TASK STATEMENT: Transcribe the records that follow. Keep every word exactly, and drop the pictures.

LISTED RECORDS:
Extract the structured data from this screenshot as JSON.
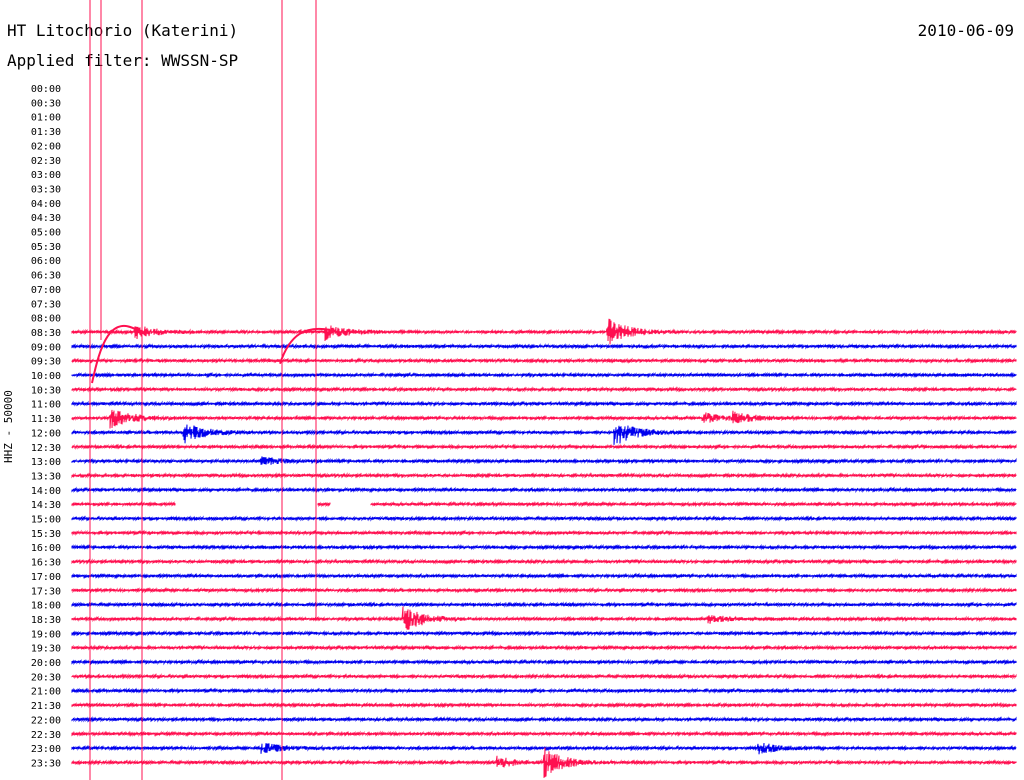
{
  "header": {
    "station": "HT Litochorio (Katerini)",
    "date": "2010-06-09",
    "filter": "Applied filter: WWSSN-SP"
  },
  "chart_data": {
    "type": "helicorder",
    "ylabel": "HHZ - 50000",
    "colors": {
      "odd": "#ff1050",
      "even": "#0000ee"
    },
    "rows": [
      {
        "label": "00:00",
        "color": "red",
        "start_minute": null
      },
      {
        "label": "00:30",
        "color": "blue",
        "start_minute": null
      },
      {
        "label": "01:00",
        "color": "red",
        "start_minute": null
      },
      {
        "label": "01:30",
        "color": "blue",
        "start_minute": null
      },
      {
        "label": "02:00",
        "color": "red",
        "start_minute": null
      },
      {
        "label": "02:30",
        "color": "blue",
        "start_minute": null
      },
      {
        "label": "03:00",
        "color": "red",
        "start_minute": null
      },
      {
        "label": "03:30",
        "color": "blue",
        "start_minute": null
      },
      {
        "label": "04:00",
        "color": "red",
        "start_minute": null
      },
      {
        "label": "04:30",
        "color": "blue",
        "start_minute": null
      },
      {
        "label": "05:00",
        "color": "red",
        "start_minute": null
      },
      {
        "label": "05:30",
        "color": "blue",
        "start_minute": null
      },
      {
        "label": "06:00",
        "color": "red",
        "start_minute": null
      },
      {
        "label": "06:30",
        "color": "blue",
        "start_minute": null
      },
      {
        "label": "07:00",
        "color": "red",
        "start_minute": null
      },
      {
        "label": "07:30",
        "color": "blue",
        "start_minute": null
      },
      {
        "label": "08:00",
        "color": "red",
        "start_minute": null
      },
      {
        "label": "08:30",
        "color": "red",
        "start_minute": 0,
        "events": [
          {
            "minute": 2,
            "amp": 0.5
          },
          {
            "minute": 8,
            "amp": 0.6
          },
          {
            "minute": 17,
            "amp": 1.0
          }
        ]
      },
      {
        "label": "09:00",
        "color": "blue",
        "start_minute": 0
      },
      {
        "label": "09:30",
        "color": "red",
        "start_minute": 0
      },
      {
        "label": "10:00",
        "color": "blue",
        "start_minute": 0
      },
      {
        "label": "10:30",
        "color": "red",
        "start_minute": 0
      },
      {
        "label": "11:00",
        "color": "blue",
        "start_minute": 0
      },
      {
        "label": "11:30",
        "color": "red",
        "start_minute": 0,
        "events": [
          {
            "minute": 1.2,
            "amp": 0.8
          },
          {
            "minute": 20,
            "amp": 0.4
          },
          {
            "minute": 21,
            "amp": 0.4
          }
        ]
      },
      {
        "label": "12:00",
        "color": "blue",
        "start_minute": 0,
        "events": [
          {
            "minute": 3.5,
            "amp": 0.8
          },
          {
            "minute": 17.2,
            "amp": 1.0
          }
        ]
      },
      {
        "label": "12:30",
        "color": "red",
        "start_minute": 0
      },
      {
        "label": "13:00",
        "color": "blue",
        "start_minute": 0,
        "events": [
          {
            "minute": 6,
            "amp": 0.3
          }
        ]
      },
      {
        "label": "13:30",
        "color": "red",
        "start_minute": 0
      },
      {
        "label": "14:00",
        "color": "blue",
        "start_minute": 0
      },
      {
        "label": "14:30",
        "color": "red",
        "start_minute": 0,
        "gaps": [
          [
            3.3,
            7.8
          ],
          [
            8.2,
            9.5
          ]
        ]
      },
      {
        "label": "15:00",
        "color": "blue",
        "start_minute": 0
      },
      {
        "label": "15:30",
        "color": "red",
        "start_minute": 0
      },
      {
        "label": "16:00",
        "color": "blue",
        "start_minute": 0
      },
      {
        "label": "16:30",
        "color": "red",
        "start_minute": 0
      },
      {
        "label": "17:00",
        "color": "blue",
        "start_minute": 0
      },
      {
        "label": "17:30",
        "color": "red",
        "start_minute": 0
      },
      {
        "label": "18:00",
        "color": "blue",
        "start_minute": 0
      },
      {
        "label": "18:30",
        "color": "red",
        "start_minute": 0,
        "events": [
          {
            "minute": 10.5,
            "amp": 1.0
          },
          {
            "minute": 20.2,
            "amp": 0.3
          }
        ]
      },
      {
        "label": "19:00",
        "color": "blue",
        "start_minute": 0
      },
      {
        "label": "19:30",
        "color": "red",
        "start_minute": 0
      },
      {
        "label": "20:00",
        "color": "blue",
        "start_minute": 0
      },
      {
        "label": "20:30",
        "color": "red",
        "start_minute": 0
      },
      {
        "label": "21:00",
        "color": "blue",
        "start_minute": 0
      },
      {
        "label": "21:30",
        "color": "red",
        "start_minute": 0
      },
      {
        "label": "22:00",
        "color": "blue",
        "start_minute": 0
      },
      {
        "label": "22:30",
        "color": "red",
        "start_minute": 0
      },
      {
        "label": "23:00",
        "color": "blue",
        "start_minute": 0,
        "events": [
          {
            "minute": 6,
            "amp": 0.4
          },
          {
            "minute": 21.8,
            "amp": 0.4
          }
        ]
      },
      {
        "label": "23:30",
        "color": "red",
        "start_minute": 0,
        "events": [
          {
            "minute": 13.5,
            "amp": 0.4
          },
          {
            "minute": 15.0,
            "amp": 1.0
          }
        ]
      }
    ],
    "minutes_per_row": 30
  }
}
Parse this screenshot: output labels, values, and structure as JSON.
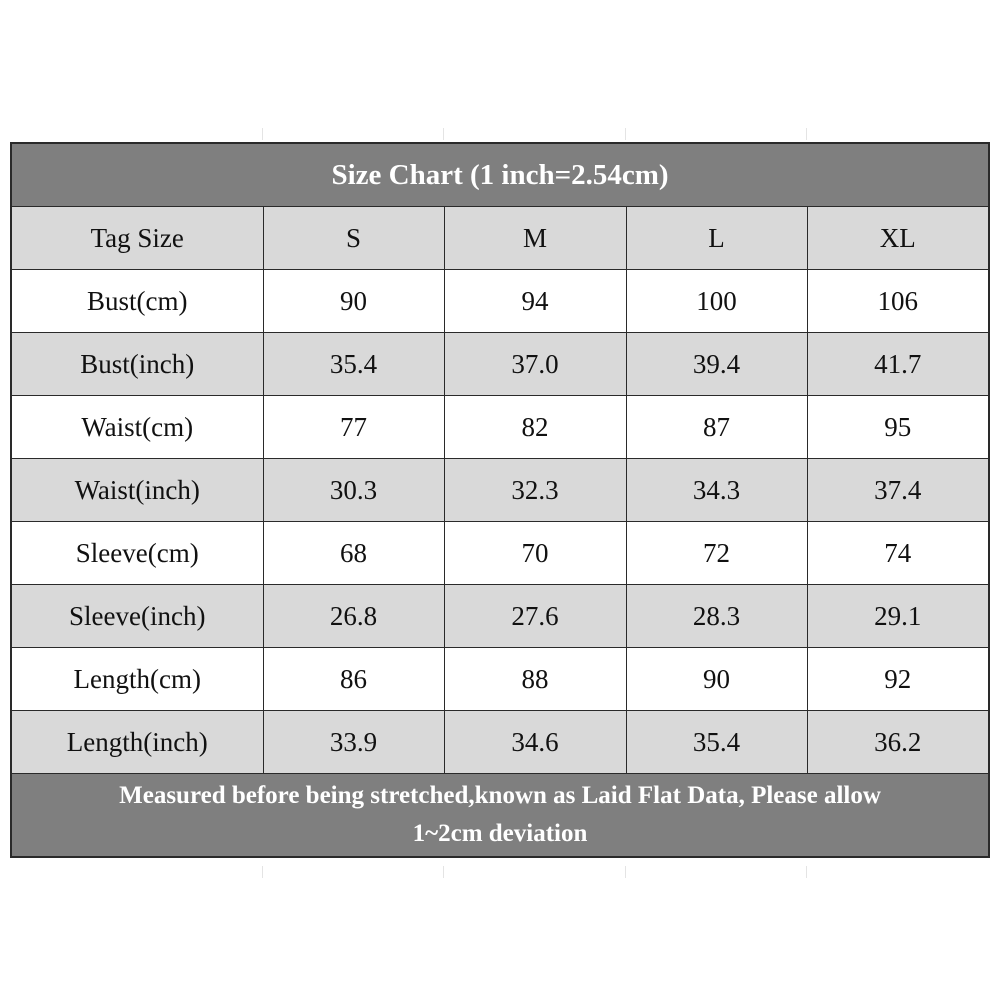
{
  "title": "Size Chart (1 inch=2.54cm)",
  "header": {
    "label": "Tag Size",
    "sizes": [
      "S",
      "M",
      "L",
      "XL"
    ]
  },
  "rows": [
    {
      "label": "Bust(cm)",
      "values": [
        "90",
        "94",
        "100",
        "106"
      ]
    },
    {
      "label": "Bust(inch)",
      "values": [
        "35.4",
        "37.0",
        "39.4",
        "41.7"
      ]
    },
    {
      "label": "Waist(cm)",
      "values": [
        "77",
        "82",
        "87",
        "95"
      ]
    },
    {
      "label": "Waist(inch)",
      "values": [
        "30.3",
        "32.3",
        "34.3",
        "37.4"
      ]
    },
    {
      "label": "Sleeve(cm)",
      "values": [
        "68",
        "70",
        "72",
        "74"
      ]
    },
    {
      "label": "Sleeve(inch)",
      "values": [
        "26.8",
        "27.6",
        "28.3",
        "29.1"
      ]
    },
    {
      "label": "Length(cm)",
      "values": [
        "86",
        "88",
        "90",
        "92"
      ]
    },
    {
      "label": "Length(inch)",
      "values": [
        "33.9",
        "34.6",
        "35.4",
        "36.2"
      ]
    }
  ],
  "footer": {
    "line1": "Measured before being stretched,known as Laid Flat Data, Please allow",
    "line2": "1~2cm deviation"
  },
  "colors": {
    "title_bg": "#7f7f7f",
    "alt_row_bg": "#d9d9d9",
    "border": "#2a2a2a"
  }
}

FULL ANSWER:
Extract the structured data from this screenshot as JSON.
{
  "header": {
    "station": "HT Litochorio (Katerini)",
    "date": "2010-06-09",
    "filter": "Applied filter: WWSSN-SP"
  },
  "chart_data": {
    "type": "helicorder",
    "ylabel": "HHZ - 50000",
    "colors": {
      "odd": "#ff1050",
      "even": "#0000ee"
    },
    "rows": [
      {
        "label": "00:00",
        "color": "red",
        "start_minute": null
      },
      {
        "label": "00:30",
        "color": "blue",
        "start_minute": null
      },
      {
        "label": "01:00",
        "color": "red",
        "start_minute": null
      },
      {
        "label": "01:30",
        "color": "blue",
        "start_minute": null
      },
      {
        "label": "02:00",
        "color": "red",
        "start_minute": null
      },
      {
        "label": "02:30",
        "color": "blue",
        "start_minute": null
      },
      {
        "label": "03:00",
        "color": "red",
        "start_minute": null
      },
      {
        "label": "03:30",
        "color": "blue",
        "start_minute": null
      },
      {
        "label": "04:00",
        "color": "red",
        "start_minute": null
      },
      {
        "label": "04:30",
        "color": "blue",
        "start_minute": null
      },
      {
        "label": "05:00",
        "color": "red",
        "start_minute": null
      },
      {
        "label": "05:30",
        "color": "blue",
        "start_minute": null
      },
      {
        "label": "06:00",
        "color": "red",
        "start_minute": null
      },
      {
        "label": "06:30",
        "color": "blue",
        "start_minute": null
      },
      {
        "label": "07:00",
        "color": "red",
        "start_minute": null
      },
      {
        "label": "07:30",
        "color": "blue",
        "start_minute": null
      },
      {
        "label": "08:00",
        "color": "red",
        "start_minute": null
      },
      {
        "label": "08:30",
        "color": "red",
        "start_minute": 0,
        "events": [
          {
            "minute": 2,
            "amp": 0.5
          },
          {
            "minute": 8,
            "amp": 0.6
          },
          {
            "minute": 17,
            "amp": 1.0
          }
        ]
      },
      {
        "label": "09:00",
        "color": "blue",
        "start_minute": 0
      },
      {
        "label": "09:30",
        "color": "red",
        "start_minute": 0
      },
      {
        "label": "10:00",
        "color": "blue",
        "start_minute": 0
      },
      {
        "label": "10:30",
        "color": "red",
        "start_minute": 0
      },
      {
        "label": "11:00",
        "color": "blue",
        "start_minute": 0
      },
      {
        "label": "11:30",
        "color": "red",
        "start_minute": 0,
        "events": [
          {
            "minute": 1.2,
            "amp": 0.8
          },
          {
            "minute": 20,
            "amp": 0.4
          },
          {
            "minute": 21,
            "amp": 0.4
          }
        ]
      },
      {
        "label": "12:00",
        "color": "blue",
        "start_minute": 0,
        "events": [
          {
            "minute": 3.5,
            "amp": 0.8
          },
          {
            "minute": 17.2,
            "amp": 1.0
          }
        ]
      },
      {
        "label": "12:30",
        "color": "red",
        "start_minute": 0
      },
      {
        "label": "13:00",
        "color": "blue",
        "start_minute": 0,
        "events": [
          {
            "minute": 6,
            "amp": 0.3
          }
        ]
      },
      {
        "label": "13:30",
        "color": "red",
        "start_minute": 0
      },
      {
        "label": "14:00",
        "color": "blue",
        "start_minute": 0
      },
      {
        "label": "14:30",
        "color": "red",
        "start_minute": 0,
        "gaps": [
          [
            3.3,
            7.8
          ],
          [
            8.2,
            9.5
          ]
        ]
      },
      {
        "label": "15:00",
        "color": "blue",
        "start_minute": 0
      },
      {
        "label": "15:30",
        "color": "red",
        "start_minute": 0
      },
      {
        "label": "16:00",
        "color": "blue",
        "start_minute": 0
      },
      {
        "label": "16:30",
        "color": "red",
        "start_minute": 0
      },
      {
        "label": "17:00",
        "color": "blue",
        "start_minute": 0
      },
      {
        "label": "17:30",
        "color": "red",
        "start_minute": 0
      },
      {
        "label": "18:00",
        "color": "blue",
        "start_minute": 0
      },
      {
        "label": "18:30",
        "color": "red",
        "start_minute": 0,
        "events": [
          {
            "minute": 10.5,
            "amp": 1.0
          },
          {
            "minute": 20.2,
            "amp": 0.3
          }
        ]
      },
      {
        "label": "19:00",
        "color": "blue",
        "start_minute": 0
      },
      {
        "label": "19:30",
        "color": "red",
        "start_minute": 0
      },
      {
        "label": "20:00",
        "color": "blue",
        "start_minute": 0
      },
      {
        "label": "20:30",
        "color": "red",
        "start_minute": 0
      },
      {
        "label": "21:00",
        "color": "blue",
        "start_minute": 0
      },
      {
        "label": "21:30",
        "color": "red",
        "start_minute": 0
      },
      {
        "label": "22:00",
        "color": "blue",
        "start_minute": 0
      },
      {
        "label": "22:30",
        "color": "red",
        "start_minute": 0
      },
      {
        "label": "23:00",
        "color": "blue",
        "start_minute": 0,
        "events": [
          {
            "minute": 6,
            "amp": 0.4
          },
          {
            "minute": 21.8,
            "amp": 0.4
          }
        ]
      },
      {
        "label": "23:30",
        "color": "red",
        "start_minute": 0,
        "events": [
          {
            "minute": 13.5,
            "amp": 0.4
          },
          {
            "minute": 15.0,
            "amp": 1.0
          }
        ]
      }
    ],
    "minutes_per_row": 30
  }
}
Parse this screenshot: output labels, values, and structure as JSON.
{
  "title": "Size Chart (1 inch=2.54cm)",
  "header": {
    "label": "Tag Size",
    "sizes": [
      "S",
      "M",
      "L",
      "XL"
    ]
  },
  "rows": [
    {
      "label": "Bust(cm)",
      "values": [
        "90",
        "94",
        "100",
        "106"
      ]
    },
    {
      "label": "Bust(inch)",
      "values": [
        "35.4",
        "37.0",
        "39.4",
        "41.7"
      ]
    },
    {
      "label": "Waist(cm)",
      "values": [
        "77",
        "82",
        "87",
        "95"
      ]
    },
    {
      "label": "Waist(inch)",
      "values": [
        "30.3",
        "32.3",
        "34.3",
        "37.4"
      ]
    },
    {
      "label": "Sleeve(cm)",
      "values": [
        "68",
        "70",
        "72",
        "74"
      ]
    },
    {
      "label": "Sleeve(inch)",
      "values": [
        "26.8",
        "27.6",
        "28.3",
        "29.1"
      ]
    },
    {
      "label": "Length(cm)",
      "values": [
        "86",
        "88",
        "90",
        "92"
      ]
    },
    {
      "label": "Length(inch)",
      "values": [
        "33.9",
        "34.6",
        "35.4",
        "36.2"
      ]
    }
  ],
  "footer": {
    "line1": "Measured before being stretched,known as Laid Flat Data, Please allow",
    "line2": "1~2cm deviation"
  },
  "colors": {
    "title_bg": "#7f7f7f",
    "alt_row_bg": "#d9d9d9",
    "border": "#2a2a2a"
  }
}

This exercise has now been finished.